What needs to be done: Copy each line of the entries that contains the word "Primary".
════════════════
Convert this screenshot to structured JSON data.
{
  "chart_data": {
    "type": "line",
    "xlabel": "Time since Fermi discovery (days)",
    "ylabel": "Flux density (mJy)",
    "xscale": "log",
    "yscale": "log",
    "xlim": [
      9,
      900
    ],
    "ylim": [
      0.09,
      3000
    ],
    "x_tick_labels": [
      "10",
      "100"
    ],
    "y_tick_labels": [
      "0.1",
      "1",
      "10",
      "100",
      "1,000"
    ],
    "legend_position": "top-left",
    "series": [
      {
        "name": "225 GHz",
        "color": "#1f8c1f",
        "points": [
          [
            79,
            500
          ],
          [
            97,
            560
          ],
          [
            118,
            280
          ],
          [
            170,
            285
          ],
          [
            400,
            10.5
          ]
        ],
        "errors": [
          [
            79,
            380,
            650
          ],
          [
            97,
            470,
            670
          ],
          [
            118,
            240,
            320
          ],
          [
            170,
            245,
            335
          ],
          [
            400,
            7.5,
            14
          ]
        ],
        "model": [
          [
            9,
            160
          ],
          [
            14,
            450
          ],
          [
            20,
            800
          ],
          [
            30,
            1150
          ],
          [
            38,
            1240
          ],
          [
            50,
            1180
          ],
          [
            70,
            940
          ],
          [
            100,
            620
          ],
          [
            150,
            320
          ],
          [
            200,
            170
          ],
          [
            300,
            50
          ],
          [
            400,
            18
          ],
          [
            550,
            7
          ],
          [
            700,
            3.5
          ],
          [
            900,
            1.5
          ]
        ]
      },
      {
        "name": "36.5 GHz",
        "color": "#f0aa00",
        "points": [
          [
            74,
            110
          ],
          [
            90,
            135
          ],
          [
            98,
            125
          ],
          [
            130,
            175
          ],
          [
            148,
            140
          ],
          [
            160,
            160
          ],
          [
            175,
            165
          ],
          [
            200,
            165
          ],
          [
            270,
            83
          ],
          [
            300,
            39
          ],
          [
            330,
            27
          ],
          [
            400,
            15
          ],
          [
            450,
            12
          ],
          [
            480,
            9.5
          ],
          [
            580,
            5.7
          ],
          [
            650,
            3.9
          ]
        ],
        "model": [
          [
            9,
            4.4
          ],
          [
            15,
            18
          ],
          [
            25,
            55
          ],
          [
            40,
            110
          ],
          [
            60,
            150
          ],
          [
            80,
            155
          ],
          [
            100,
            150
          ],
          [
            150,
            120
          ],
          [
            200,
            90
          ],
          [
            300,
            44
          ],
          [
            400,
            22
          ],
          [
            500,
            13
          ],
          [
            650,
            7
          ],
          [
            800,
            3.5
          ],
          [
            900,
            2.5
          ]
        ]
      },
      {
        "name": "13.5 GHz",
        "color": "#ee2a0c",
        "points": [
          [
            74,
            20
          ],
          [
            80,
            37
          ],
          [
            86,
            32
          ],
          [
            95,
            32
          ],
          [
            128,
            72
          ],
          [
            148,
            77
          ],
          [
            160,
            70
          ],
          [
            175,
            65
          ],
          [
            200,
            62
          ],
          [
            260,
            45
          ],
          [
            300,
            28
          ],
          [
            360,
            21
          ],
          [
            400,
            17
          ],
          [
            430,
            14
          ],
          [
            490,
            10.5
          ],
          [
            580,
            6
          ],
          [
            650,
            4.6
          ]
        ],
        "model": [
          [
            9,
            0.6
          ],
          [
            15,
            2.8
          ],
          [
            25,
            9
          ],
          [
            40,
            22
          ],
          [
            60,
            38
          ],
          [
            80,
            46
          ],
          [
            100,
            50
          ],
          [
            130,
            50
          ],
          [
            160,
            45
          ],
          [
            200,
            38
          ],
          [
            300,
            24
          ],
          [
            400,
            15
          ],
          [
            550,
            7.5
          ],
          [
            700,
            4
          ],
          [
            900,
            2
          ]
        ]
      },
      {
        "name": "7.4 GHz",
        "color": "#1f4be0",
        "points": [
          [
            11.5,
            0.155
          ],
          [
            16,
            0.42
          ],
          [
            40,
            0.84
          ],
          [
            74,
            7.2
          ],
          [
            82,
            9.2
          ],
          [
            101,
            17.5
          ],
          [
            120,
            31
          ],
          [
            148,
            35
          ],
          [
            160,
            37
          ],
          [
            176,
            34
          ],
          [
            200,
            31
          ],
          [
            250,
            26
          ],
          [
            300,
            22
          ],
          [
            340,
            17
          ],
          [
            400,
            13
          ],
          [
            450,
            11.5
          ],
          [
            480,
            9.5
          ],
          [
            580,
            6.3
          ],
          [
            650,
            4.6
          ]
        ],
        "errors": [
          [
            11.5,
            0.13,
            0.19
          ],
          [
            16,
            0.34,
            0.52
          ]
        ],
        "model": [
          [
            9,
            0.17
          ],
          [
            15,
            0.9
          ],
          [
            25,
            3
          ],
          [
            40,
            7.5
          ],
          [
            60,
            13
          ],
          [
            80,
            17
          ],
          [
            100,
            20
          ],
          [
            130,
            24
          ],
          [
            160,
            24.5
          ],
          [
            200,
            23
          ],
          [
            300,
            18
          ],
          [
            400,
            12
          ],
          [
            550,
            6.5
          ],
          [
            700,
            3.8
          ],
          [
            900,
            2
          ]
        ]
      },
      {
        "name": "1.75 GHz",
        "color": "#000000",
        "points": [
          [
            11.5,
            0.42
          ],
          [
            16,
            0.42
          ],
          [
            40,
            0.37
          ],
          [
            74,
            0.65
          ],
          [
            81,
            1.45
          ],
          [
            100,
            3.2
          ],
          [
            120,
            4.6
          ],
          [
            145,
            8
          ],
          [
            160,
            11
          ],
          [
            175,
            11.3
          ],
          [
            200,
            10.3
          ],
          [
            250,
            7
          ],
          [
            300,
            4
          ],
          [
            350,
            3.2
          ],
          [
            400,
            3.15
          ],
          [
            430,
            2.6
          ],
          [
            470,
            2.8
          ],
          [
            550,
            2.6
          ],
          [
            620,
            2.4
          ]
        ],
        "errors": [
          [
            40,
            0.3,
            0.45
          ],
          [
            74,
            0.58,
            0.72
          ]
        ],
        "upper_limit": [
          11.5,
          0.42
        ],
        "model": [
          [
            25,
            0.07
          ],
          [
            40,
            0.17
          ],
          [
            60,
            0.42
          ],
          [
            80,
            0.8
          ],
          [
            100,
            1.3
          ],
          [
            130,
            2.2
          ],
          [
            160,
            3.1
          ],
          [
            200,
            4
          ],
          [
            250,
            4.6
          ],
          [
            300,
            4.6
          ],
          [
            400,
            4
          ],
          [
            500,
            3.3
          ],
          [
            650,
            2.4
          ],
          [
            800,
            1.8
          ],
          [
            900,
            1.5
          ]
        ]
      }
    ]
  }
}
════════════════
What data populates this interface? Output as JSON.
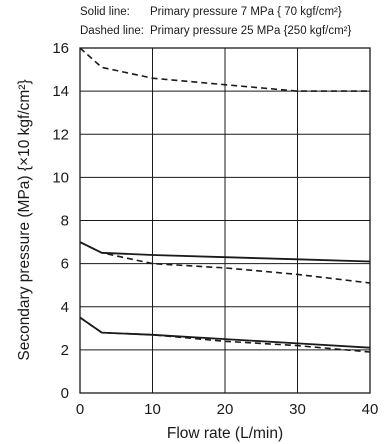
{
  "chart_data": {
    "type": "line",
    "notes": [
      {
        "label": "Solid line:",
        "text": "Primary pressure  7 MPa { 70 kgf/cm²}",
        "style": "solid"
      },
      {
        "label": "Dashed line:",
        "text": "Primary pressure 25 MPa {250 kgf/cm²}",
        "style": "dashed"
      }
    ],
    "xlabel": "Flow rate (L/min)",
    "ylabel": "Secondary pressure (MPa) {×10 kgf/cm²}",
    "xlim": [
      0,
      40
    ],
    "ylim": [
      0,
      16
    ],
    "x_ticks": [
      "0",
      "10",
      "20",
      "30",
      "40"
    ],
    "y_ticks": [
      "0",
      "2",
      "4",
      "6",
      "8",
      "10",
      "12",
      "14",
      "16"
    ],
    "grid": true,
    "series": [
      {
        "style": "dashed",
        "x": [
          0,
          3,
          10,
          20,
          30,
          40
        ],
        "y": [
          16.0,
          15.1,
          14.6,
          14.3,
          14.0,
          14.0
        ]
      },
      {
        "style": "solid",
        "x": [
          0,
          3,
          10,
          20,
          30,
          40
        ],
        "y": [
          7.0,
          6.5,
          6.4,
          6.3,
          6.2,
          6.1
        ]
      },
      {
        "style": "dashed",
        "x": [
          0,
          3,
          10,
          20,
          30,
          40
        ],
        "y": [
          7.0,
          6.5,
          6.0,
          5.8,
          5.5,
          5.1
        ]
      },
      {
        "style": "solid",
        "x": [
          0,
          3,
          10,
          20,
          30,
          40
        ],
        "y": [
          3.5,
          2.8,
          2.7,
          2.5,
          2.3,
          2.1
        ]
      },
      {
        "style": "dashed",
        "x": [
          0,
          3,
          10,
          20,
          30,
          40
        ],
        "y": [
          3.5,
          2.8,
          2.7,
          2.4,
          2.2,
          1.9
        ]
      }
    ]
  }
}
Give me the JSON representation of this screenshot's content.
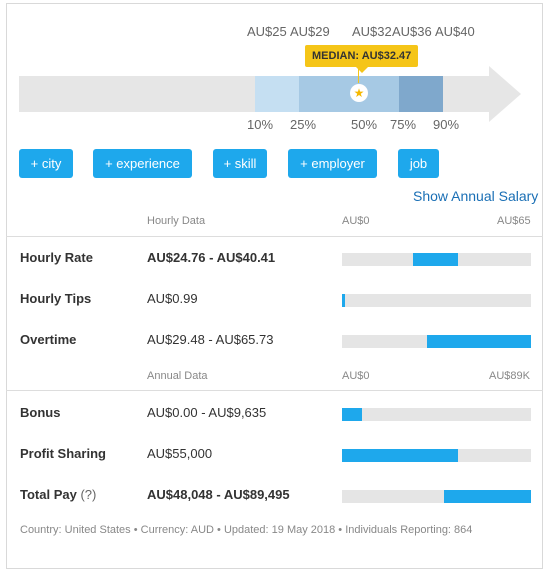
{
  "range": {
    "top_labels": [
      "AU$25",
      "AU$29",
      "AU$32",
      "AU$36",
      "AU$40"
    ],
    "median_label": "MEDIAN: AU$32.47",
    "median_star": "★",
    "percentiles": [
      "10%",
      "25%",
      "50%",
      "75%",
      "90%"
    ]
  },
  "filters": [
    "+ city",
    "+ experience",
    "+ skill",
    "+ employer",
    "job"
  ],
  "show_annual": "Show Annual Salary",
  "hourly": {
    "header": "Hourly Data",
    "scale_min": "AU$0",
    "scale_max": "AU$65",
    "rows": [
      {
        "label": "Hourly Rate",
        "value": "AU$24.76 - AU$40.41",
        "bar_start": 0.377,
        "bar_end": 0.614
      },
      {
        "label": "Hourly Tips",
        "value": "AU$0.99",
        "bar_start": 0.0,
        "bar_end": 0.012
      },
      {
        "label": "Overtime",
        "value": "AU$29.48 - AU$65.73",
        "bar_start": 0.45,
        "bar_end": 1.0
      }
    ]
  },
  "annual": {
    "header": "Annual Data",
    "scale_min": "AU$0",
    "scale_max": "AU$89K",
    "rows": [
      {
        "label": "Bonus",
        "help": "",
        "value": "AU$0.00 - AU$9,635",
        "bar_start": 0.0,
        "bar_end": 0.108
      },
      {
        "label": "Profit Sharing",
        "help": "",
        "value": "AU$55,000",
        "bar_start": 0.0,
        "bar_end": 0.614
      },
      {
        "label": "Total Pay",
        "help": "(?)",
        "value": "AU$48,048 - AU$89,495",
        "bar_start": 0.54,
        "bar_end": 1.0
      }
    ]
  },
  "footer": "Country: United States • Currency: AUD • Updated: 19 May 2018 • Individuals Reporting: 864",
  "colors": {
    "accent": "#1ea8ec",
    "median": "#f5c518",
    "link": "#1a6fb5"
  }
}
════════════════
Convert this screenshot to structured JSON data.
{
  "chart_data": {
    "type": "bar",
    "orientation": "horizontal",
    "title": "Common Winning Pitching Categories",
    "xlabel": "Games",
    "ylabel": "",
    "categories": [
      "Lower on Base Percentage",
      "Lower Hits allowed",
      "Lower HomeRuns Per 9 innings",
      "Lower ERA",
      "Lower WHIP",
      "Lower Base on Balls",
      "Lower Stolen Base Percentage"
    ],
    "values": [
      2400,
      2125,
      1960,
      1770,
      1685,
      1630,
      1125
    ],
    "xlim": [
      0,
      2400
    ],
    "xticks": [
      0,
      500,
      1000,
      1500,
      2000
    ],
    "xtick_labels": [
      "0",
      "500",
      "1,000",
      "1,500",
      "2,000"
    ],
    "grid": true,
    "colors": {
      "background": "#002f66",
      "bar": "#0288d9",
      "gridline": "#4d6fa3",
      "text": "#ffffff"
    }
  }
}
════════════════
Complete answer:
        "text": "Primary pressure  7 MPa { 70 kgf/cm²}",
        "text": "Primary pressure 25 MPa {250 kgf/cm²}",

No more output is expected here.